Description of the task ▸ Restate the whole listing exactly.

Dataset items
• • •

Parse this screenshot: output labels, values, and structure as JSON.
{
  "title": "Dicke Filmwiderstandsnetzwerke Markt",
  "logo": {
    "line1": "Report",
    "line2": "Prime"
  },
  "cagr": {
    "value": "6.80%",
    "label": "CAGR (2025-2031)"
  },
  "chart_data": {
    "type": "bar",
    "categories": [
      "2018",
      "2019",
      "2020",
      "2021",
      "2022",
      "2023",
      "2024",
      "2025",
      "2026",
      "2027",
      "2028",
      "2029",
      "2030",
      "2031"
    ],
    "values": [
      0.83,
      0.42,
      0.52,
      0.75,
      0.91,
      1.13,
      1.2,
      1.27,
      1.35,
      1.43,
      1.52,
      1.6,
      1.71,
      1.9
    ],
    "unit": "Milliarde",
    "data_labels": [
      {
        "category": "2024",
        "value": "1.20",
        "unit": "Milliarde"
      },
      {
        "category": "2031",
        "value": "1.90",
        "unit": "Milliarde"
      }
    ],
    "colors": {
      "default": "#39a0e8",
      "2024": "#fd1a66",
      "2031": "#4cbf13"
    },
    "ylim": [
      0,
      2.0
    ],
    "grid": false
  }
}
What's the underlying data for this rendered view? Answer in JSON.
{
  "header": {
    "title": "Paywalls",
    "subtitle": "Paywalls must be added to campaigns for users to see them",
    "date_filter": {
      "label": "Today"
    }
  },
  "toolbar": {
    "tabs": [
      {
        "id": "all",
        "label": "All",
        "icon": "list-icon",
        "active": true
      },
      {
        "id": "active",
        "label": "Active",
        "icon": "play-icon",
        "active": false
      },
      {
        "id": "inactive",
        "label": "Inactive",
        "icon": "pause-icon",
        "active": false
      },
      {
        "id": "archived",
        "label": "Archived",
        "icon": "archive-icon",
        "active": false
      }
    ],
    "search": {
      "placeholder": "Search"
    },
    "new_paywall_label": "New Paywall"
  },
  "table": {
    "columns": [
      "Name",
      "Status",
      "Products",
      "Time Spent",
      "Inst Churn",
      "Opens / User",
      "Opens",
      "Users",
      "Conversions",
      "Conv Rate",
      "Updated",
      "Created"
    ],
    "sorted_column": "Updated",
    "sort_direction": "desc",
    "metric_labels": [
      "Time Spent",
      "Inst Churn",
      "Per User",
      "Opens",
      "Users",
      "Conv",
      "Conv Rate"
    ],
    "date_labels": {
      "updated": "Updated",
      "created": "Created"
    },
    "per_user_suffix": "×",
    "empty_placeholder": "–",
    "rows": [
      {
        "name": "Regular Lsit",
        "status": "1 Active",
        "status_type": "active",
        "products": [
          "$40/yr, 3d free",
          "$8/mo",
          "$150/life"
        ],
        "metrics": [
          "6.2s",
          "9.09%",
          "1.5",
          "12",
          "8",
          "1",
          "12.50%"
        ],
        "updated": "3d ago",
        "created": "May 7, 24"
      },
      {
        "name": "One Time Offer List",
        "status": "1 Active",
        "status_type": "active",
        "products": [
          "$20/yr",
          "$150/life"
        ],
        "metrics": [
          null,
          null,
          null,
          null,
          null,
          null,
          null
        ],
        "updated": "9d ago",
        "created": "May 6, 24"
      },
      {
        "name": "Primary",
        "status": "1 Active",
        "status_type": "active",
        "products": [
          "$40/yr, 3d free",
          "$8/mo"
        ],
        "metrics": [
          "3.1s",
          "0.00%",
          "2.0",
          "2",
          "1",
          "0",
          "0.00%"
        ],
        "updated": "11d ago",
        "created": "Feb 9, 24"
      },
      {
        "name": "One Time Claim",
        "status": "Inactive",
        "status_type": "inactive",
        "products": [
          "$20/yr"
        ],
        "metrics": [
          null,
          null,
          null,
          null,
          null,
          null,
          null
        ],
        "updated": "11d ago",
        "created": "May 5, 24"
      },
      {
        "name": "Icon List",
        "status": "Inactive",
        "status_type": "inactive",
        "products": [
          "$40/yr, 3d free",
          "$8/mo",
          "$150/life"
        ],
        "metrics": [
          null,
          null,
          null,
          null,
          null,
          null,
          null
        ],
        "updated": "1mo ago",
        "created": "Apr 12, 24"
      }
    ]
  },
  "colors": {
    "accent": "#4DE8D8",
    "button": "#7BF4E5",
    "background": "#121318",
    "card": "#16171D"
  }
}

• • •

Response ▸
Parse this screenshot: output labels, values, and structure as JSON.
{
  "title": "Dicke Filmwiderstandsnetzwerke Markt",
  "logo": {
    "line1": "Report",
    "line2": "Prime"
  },
  "cagr": {
    "value": "6.80%",
    "label": "CAGR (2025-2031)"
  },
  "chart_data": {
    "type": "bar",
    "categories": [
      "2018",
      "2019",
      "2020",
      "2021",
      "2022",
      "2023",
      "2024",
      "2025",
      "2026",
      "2027",
      "2028",
      "2029",
      "2030",
      "2031"
    ],
    "values": [
      0.83,
      0.42,
      0.52,
      0.75,
      0.91,
      1.13,
      1.2,
      1.27,
      1.35,
      1.43,
      1.52,
      1.6,
      1.71,
      1.9
    ],
    "unit": "Milliarde",
    "data_labels": [
      {
        "category": "2024",
        "value": "1.20",
        "unit": "Milliarde"
      },
      {
        "category": "2031",
        "value": "1.90",
        "unit": "Milliarde"
      }
    ],
    "colors": {
      "default": "#39a0e8",
      "2024": "#fd1a66",
      "2031": "#4cbf13"
    },
    "ylim": [
      0,
      2.0
    ],
    "grid": false
  }
}
What's the underlying data for this rendered view? Answer in JSON.
{
  "header": {
    "title": "Paywalls",
    "subtitle": "Paywalls must be added to campaigns for users to see them",
    "date_filter": {
      "label": "Today"
    }
  },
  "toolbar": {
    "tabs": [
      {
        "id": "all",
        "label": "All",
        "icon": "list-icon",
        "active": true
      },
      {
        "id": "active",
        "label": "Active",
        "icon": "play-icon",
        "active": false
      },
      {
        "id": "inactive",
        "label": "Inactive",
        "icon": "pause-icon",
        "active": false
      },
      {
        "id": "archived",
        "label": "Archived",
        "icon": "archive-icon",
        "active": false
      }
    ],
    "search": {
      "placeholder": "Search"
    },
    "new_paywall_label": "New Paywall"
  },
  "table": {
    "columns": [
      "Name",
      "Status",
      "Products",
      "Time Spent",
      "Inst Churn",
      "Opens / User",
      "Opens",
      "Users",
      "Conversions",
      "Conv Rate",
      "Updated",
      "Created"
    ],
    "sorted_column": "Updated",
    "sort_direction": "desc",
    "metric_labels": [
      "Time Spent",
      "Inst Churn",
      "Per User",
      "Opens",
      "Users",
      "Conv",
      "Conv Rate"
    ],
    "date_labels": {
      "updated": "Updated",
      "created": "Created"
    },
    "per_user_suffix": "×",
    "empty_placeholder": "–",
    "rows": [
      {
        "name": "Regular Lsit",
        "status": "1 Active",
        "status_type": "active",
        "products": [
          "$40/yr, 3d free",
          "$8/mo",
          "$150/life"
        ],
        "metrics": [
          "6.2s",
          "9.09%",
          "1.5",
          "12",
          "8",
          "1",
          "12.50%"
        ],
        "updated": "3d ago",
        "created": "May 7, 24"
      },
      {
        "name": "One Time Offer List",
        "status": "1 Active",
        "status_type": "active",
        "products": [
          "$20/yr",
          "$150/life"
        ],
        "metrics": [
          null,
          null,
          null,
          null,
          null,
          null,
          null
        ],
        "updated": "9d ago",
        "created": "May 6, 24"
      },
      {
        "name": "Primary",
        "status": "1 Active",
        "status_type": "active",
        "products": [
          "$40/yr, 3d free",
          "$8/mo"
        ],
        "metrics": [
          "3.1s",
          "0.00%",
          "2.0",
          "2",
          "1",
          "0",
          "0.00%"
        ],
        "updated": "11d ago",
        "created": "Feb 9, 24"
      },
      {
        "name": "One Time Claim",
        "status": "Inactive",
        "status_type": "inactive",
        "products": [
          "$20/yr"
        ],
        "metrics": [
          null,
          null,
          null,
          null,
          null,
          null,
          null
        ],
        "updated": "11d ago",
        "created": "May 5, 24"
      },
      {
        "name": "Icon List",
        "status": "Inactive",
        "status_type": "inactive",
        "products": [
          "$40/yr, 3d free",
          "$8/mo",
          "$150/life"
        ],
        "metrics": [
          null,
          null,
          null,
          null,
          null,
          null,
          null
        ],
        "updated": "1mo ago",
        "created": "Apr 12, 24"
      }
    ]
  },
  "colors": {
    "accent": "#4DE8D8",
    "button": "#7BF4E5",
    "background": "#121318",
    "card": "#16171D"
  }
}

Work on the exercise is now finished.